Start DATA SUPPLIED
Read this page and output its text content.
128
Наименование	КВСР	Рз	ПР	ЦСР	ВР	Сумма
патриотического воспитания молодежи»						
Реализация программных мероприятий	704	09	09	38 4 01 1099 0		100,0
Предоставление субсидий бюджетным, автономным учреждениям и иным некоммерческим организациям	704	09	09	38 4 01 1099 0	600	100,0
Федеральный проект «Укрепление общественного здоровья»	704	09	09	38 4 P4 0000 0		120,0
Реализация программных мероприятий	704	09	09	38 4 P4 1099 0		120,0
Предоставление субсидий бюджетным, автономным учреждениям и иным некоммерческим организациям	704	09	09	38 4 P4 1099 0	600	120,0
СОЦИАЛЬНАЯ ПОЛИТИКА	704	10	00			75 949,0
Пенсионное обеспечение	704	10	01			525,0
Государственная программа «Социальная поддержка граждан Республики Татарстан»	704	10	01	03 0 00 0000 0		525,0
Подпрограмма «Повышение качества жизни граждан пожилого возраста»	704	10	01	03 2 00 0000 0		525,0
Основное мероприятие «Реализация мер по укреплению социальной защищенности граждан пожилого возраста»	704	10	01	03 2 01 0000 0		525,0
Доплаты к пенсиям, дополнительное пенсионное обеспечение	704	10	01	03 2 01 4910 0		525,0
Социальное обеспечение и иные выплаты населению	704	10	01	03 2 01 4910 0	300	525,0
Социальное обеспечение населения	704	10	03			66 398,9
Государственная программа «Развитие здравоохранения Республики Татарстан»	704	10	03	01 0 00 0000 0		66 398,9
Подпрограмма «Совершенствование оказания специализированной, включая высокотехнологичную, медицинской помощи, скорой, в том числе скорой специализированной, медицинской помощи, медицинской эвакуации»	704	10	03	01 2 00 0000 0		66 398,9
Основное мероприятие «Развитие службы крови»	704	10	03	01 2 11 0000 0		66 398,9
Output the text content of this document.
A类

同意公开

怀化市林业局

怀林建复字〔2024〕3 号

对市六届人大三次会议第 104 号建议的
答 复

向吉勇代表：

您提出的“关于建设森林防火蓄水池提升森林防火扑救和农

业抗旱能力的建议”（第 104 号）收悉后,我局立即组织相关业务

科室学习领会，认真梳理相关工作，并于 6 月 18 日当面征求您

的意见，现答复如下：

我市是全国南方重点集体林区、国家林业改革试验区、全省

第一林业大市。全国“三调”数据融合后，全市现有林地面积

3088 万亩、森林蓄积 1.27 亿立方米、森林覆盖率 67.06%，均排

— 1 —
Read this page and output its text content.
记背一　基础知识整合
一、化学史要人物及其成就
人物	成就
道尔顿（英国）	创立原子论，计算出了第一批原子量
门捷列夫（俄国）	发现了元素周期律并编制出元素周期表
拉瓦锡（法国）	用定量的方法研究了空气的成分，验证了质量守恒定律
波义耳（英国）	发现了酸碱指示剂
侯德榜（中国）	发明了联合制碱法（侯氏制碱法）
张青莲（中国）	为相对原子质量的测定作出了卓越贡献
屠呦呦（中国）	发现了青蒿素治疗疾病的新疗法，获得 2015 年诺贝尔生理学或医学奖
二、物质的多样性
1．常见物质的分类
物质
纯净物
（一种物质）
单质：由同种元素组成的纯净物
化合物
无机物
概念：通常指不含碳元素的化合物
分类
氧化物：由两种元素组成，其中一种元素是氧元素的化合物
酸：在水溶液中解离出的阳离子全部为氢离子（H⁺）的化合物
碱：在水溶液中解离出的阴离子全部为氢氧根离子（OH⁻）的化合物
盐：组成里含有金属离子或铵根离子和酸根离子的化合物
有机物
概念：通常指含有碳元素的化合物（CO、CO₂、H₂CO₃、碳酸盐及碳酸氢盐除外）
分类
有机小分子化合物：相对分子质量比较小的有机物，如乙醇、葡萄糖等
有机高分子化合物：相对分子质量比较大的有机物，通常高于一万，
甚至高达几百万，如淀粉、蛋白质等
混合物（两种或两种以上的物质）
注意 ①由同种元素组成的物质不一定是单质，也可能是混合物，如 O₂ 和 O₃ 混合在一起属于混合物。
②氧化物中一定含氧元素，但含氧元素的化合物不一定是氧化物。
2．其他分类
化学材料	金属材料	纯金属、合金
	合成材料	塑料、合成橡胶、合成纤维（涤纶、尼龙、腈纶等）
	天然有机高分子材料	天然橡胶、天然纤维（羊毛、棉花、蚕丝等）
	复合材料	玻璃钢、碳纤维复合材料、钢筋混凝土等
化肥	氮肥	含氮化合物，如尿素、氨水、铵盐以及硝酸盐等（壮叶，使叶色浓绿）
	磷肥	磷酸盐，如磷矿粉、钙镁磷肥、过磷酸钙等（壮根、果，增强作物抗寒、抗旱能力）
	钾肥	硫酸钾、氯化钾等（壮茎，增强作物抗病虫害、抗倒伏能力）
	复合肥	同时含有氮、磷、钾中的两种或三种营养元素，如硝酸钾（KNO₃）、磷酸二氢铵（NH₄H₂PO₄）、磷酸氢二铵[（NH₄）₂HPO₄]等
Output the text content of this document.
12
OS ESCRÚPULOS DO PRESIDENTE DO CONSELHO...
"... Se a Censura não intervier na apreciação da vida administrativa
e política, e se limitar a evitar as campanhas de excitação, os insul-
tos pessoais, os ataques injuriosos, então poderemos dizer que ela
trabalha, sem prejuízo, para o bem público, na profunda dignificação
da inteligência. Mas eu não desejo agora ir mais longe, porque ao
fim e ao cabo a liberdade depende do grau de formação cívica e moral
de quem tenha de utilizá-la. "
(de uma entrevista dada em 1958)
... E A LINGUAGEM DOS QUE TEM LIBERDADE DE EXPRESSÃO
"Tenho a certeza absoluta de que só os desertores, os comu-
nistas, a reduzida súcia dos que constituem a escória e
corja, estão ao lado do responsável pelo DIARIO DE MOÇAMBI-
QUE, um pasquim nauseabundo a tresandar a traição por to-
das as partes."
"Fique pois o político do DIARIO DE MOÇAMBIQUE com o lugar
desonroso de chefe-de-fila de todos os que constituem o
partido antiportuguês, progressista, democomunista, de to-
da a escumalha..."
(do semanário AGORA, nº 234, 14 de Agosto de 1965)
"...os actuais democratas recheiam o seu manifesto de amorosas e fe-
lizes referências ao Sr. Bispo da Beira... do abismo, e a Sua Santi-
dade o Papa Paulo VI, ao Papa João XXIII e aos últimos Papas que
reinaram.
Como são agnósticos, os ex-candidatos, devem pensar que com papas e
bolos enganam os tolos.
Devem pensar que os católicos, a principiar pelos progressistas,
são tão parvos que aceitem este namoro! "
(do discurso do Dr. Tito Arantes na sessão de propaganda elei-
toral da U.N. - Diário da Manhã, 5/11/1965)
End DATA SUPPLIED
*AIM OF THE EXERCISE*
Copy each line above that contains the word "Предоставление".

*FINAL ANSWER*
Предоставление субсидий бюджетным, автономным учреждениям и иным некоммерческим организациям	704	09	09	38 4 01 1099 0	600	100,0
Предоставление субсидий бюджетным, автономным учреждениям и иным некоммерческим организациям	704	09	09	38 4 P4 1099 0	600	120,0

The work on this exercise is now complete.